■ **EXERCISE TASK**
From the listing below, pull out every line where the string "khoảng" appears.

■ **Records from a data collection**
────────────────
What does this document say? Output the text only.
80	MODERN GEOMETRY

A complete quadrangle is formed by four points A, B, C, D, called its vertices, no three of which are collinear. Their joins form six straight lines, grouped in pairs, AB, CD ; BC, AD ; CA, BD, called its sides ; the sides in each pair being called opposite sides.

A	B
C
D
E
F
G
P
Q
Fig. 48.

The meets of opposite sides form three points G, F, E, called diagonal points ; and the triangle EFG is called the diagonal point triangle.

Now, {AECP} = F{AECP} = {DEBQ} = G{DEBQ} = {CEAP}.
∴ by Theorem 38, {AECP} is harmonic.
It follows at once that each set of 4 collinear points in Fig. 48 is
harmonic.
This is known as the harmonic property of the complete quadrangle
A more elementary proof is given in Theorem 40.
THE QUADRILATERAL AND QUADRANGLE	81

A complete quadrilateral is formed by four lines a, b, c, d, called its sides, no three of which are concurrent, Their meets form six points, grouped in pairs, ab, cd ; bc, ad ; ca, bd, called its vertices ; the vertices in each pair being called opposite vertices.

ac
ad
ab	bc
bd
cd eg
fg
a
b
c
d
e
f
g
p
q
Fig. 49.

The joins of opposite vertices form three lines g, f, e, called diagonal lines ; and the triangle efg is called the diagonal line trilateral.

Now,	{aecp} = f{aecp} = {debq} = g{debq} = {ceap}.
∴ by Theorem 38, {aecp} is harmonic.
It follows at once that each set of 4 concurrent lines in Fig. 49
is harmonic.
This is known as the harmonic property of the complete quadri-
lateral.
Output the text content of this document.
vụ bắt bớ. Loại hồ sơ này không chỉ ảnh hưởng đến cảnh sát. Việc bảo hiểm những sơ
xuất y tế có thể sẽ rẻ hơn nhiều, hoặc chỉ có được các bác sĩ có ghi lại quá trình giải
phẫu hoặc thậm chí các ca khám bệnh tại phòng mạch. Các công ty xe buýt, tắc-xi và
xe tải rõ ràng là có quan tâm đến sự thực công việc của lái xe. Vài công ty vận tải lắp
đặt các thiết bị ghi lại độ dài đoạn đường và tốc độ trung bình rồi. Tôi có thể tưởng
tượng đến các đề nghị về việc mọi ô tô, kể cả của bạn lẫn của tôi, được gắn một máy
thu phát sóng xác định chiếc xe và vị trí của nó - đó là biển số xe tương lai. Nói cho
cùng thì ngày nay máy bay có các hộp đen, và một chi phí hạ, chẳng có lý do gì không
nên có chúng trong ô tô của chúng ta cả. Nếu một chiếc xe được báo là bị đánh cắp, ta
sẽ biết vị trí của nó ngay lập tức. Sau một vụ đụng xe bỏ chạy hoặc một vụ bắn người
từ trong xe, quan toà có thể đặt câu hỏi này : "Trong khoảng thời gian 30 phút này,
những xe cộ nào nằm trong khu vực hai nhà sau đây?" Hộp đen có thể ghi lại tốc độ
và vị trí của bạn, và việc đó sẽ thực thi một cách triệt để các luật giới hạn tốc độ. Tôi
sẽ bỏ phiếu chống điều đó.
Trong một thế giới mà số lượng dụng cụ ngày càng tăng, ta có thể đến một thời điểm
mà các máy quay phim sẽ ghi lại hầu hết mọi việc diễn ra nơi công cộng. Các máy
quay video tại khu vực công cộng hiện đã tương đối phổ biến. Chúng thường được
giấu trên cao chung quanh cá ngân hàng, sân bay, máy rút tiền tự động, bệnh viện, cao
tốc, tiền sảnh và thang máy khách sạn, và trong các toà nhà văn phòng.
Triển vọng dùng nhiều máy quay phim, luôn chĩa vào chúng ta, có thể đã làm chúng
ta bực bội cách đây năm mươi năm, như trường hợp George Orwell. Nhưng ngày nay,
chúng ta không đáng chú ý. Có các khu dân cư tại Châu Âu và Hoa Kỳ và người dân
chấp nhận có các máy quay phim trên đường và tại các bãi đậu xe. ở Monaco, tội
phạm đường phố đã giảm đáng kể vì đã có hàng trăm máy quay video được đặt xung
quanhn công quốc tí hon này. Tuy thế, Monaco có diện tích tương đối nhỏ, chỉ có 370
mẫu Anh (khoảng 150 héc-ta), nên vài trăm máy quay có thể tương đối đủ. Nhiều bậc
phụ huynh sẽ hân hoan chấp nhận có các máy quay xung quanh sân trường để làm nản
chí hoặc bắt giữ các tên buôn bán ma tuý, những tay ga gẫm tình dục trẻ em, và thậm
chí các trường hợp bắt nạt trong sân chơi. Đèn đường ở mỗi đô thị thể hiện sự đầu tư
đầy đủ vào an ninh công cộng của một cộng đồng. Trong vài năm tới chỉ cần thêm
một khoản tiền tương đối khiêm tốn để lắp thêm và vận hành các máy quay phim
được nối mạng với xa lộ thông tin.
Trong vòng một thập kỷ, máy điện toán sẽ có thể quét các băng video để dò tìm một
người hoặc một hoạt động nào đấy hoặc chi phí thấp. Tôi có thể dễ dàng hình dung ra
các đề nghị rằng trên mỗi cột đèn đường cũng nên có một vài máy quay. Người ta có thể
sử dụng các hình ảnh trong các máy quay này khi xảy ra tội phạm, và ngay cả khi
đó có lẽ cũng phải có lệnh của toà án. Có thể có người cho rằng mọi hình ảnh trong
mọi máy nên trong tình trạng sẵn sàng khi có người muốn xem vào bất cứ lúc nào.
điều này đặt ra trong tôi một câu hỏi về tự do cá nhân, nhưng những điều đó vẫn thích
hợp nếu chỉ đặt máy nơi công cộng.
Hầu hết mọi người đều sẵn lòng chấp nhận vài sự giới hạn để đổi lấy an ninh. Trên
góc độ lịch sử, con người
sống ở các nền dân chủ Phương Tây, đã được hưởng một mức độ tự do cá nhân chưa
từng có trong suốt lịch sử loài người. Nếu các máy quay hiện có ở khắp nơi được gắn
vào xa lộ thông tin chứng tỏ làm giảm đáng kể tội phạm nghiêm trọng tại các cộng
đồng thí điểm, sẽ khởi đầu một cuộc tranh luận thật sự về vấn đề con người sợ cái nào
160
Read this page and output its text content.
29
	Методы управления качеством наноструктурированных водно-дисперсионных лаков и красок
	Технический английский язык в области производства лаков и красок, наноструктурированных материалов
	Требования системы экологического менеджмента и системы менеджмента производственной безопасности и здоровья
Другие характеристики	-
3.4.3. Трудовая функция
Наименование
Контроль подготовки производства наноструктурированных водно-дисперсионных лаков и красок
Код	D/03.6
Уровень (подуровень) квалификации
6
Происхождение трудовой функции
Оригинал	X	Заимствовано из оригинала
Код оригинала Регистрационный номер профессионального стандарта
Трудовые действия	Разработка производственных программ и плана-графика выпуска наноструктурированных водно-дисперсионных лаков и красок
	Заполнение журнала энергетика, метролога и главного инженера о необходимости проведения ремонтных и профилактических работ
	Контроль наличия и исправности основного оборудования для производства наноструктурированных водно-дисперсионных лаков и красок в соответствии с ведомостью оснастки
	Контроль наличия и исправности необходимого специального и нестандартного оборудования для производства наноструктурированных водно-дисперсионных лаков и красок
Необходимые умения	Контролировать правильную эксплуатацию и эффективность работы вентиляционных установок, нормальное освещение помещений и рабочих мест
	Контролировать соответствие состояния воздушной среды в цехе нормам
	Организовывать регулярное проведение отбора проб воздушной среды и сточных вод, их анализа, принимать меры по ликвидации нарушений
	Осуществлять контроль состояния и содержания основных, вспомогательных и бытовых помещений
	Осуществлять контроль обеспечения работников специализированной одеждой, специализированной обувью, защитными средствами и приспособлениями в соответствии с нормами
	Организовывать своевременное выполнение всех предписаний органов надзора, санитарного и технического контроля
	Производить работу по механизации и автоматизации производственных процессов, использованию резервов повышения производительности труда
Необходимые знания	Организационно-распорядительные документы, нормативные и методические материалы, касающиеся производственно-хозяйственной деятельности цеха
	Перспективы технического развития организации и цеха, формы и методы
────────────────
■ **WRITTEN REPLY**
từ trong xe, quan toà có thể đặt câu hỏi này : "Trong khoảng thời gian 30 phút này,
mẫu Anh (khoảng 150 héc-ta), nên vài trăm máy quay có thể tương đối đủ. Nhiều bậc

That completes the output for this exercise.